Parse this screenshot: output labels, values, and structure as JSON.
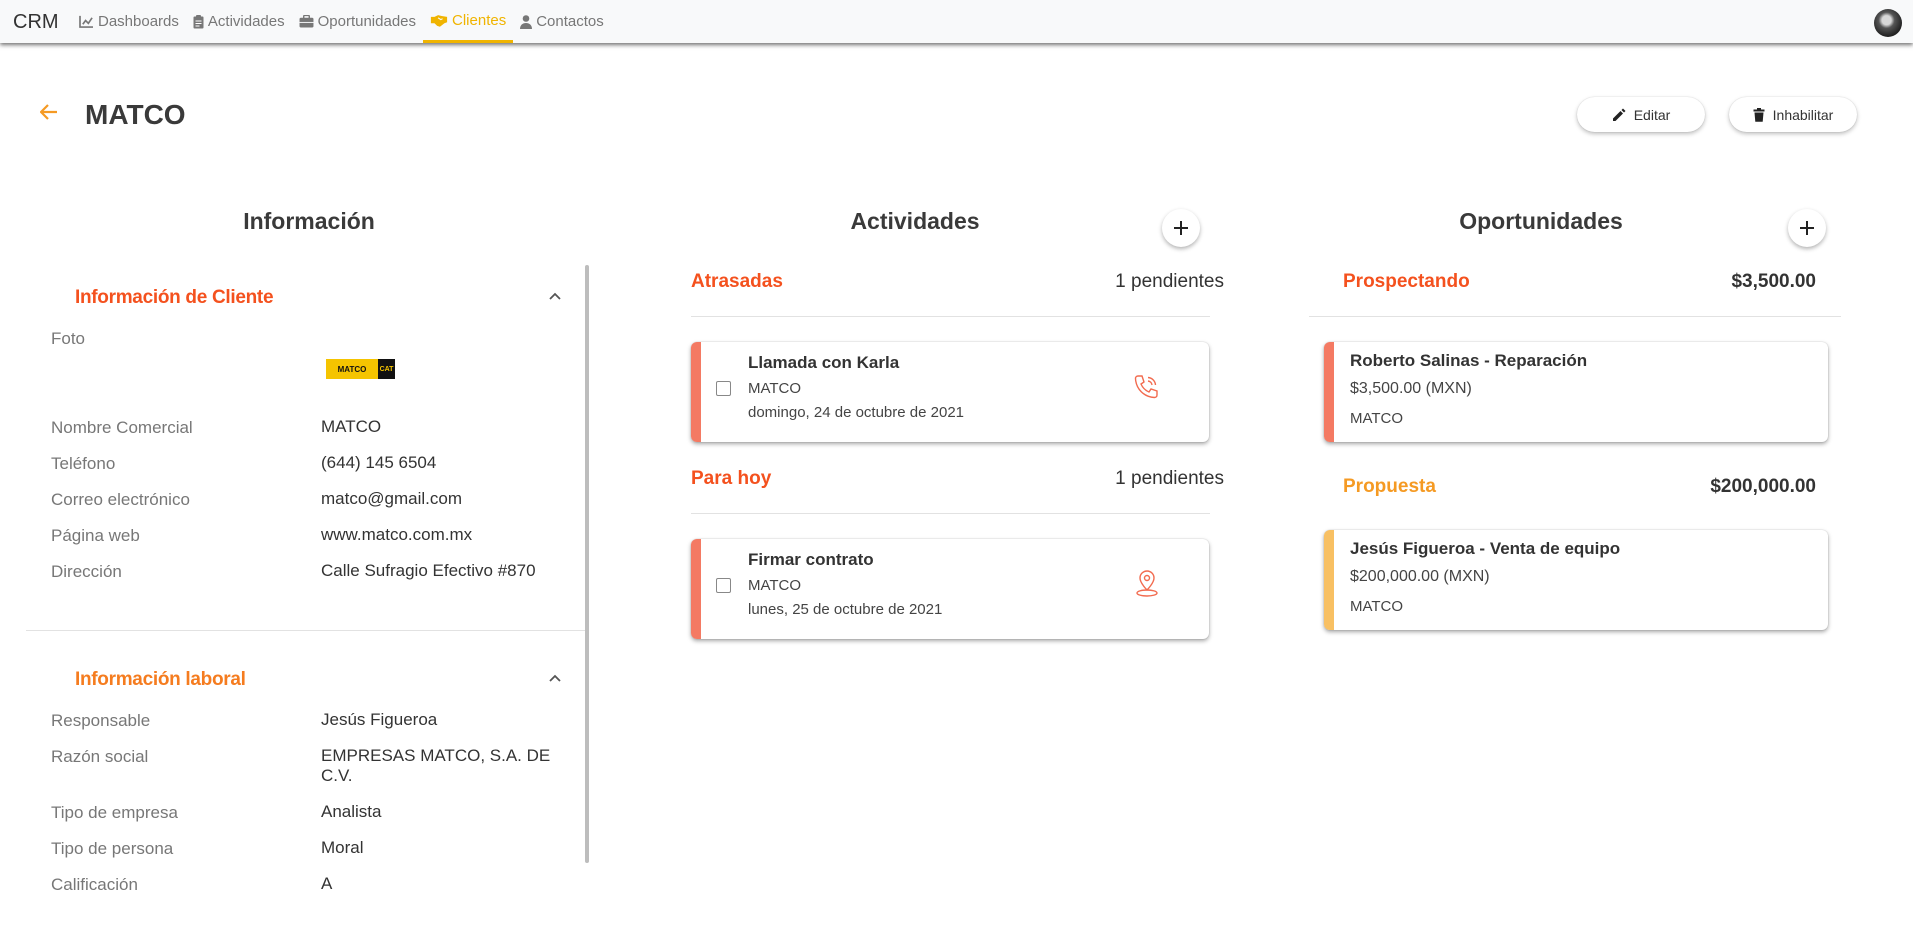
{
  "nav": {
    "brand": "CRM",
    "items": [
      {
        "label": "Dashboards",
        "icon": "chart-line-icon"
      },
      {
        "label": "Actividades",
        "icon": "clipboard-icon"
      },
      {
        "label": "Oportunidades",
        "icon": "briefcase-icon"
      },
      {
        "label": "Clientes",
        "icon": "handshake-icon",
        "active": true
      },
      {
        "label": "Contactos",
        "icon": "user-icon"
      }
    ],
    "accent_color": "#f0b400"
  },
  "header": {
    "title": "MATCO",
    "edit_label": "Editar",
    "disable_label": "Inhabilitar"
  },
  "info": {
    "title": "Información",
    "client_section": {
      "title": "Información de Cliente",
      "color": "#f4511e",
      "photo_label": "Foto",
      "logo_text": "MATCO",
      "logo_badge": "CAT",
      "fields": [
        {
          "label": "Nombre Comercial",
          "value": "MATCO"
        },
        {
          "label": "Teléfono",
          "value": "(644) 145 6504"
        },
        {
          "label": "Correo electrónico",
          "value": "matco@gmail.com"
        },
        {
          "label": "Página web",
          "value": "www.matco.com.mx"
        },
        {
          "label": "Dirección",
          "value": "Calle Sufragio Efectivo #870"
        }
      ]
    },
    "work_section": {
      "title": "Información laboral",
      "color": "#f57c1f",
      "fields": [
        {
          "label": "Responsable",
          "value": "Jesús Figueroa"
        },
        {
          "label": "Razón social",
          "value": "EMPRESAS MATCO, S.A. DE C.V."
        },
        {
          "label": "Tipo de empresa",
          "value": "Analista"
        },
        {
          "label": "Tipo de persona",
          "value": "Moral"
        },
        {
          "label": "Calificación",
          "value": "A"
        }
      ]
    }
  },
  "activities": {
    "title": "Actividades",
    "groups": [
      {
        "title": "Atrasadas",
        "pending": "1 pendientes",
        "color": "#f4511e",
        "items": [
          {
            "title": "Llamada con Karla",
            "company": "MATCO",
            "date": "domingo, 24 de octubre de 2021",
            "icon": "phone-icon"
          }
        ]
      },
      {
        "title": "Para hoy",
        "pending": "1 pendientes",
        "color": "#f4511e",
        "items": [
          {
            "title": "Firmar contrato",
            "company": "MATCO",
            "date": "lunes, 25 de octubre de 2021",
            "icon": "location-pin-icon"
          }
        ]
      }
    ],
    "stripe_color": "#f47a63"
  },
  "opportunities": {
    "title": "Oportunidades",
    "groups": [
      {
        "title": "Prospectando",
        "amount": "$3,500.00",
        "color": "#f4511e",
        "stripe_color": "#f47a63",
        "items": [
          {
            "title": "Roberto Salinas - Reparación",
            "amount": "$3,500.00 (MXN)",
            "company": "MATCO"
          }
        ]
      },
      {
        "title": "Propuesta",
        "amount": "$200,000.00",
        "color": "#f59a23",
        "stripe_color": "#f8c063",
        "items": [
          {
            "title": "Jesús Figueroa - Venta de equipo",
            "amount": "$200,000.00 (MXN)",
            "company": "MATCO"
          }
        ]
      }
    ]
  }
}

Exercise brief >>
Go over the records above and tally each line that includes "Tipo". Give the total by itself.

The completed task >>
2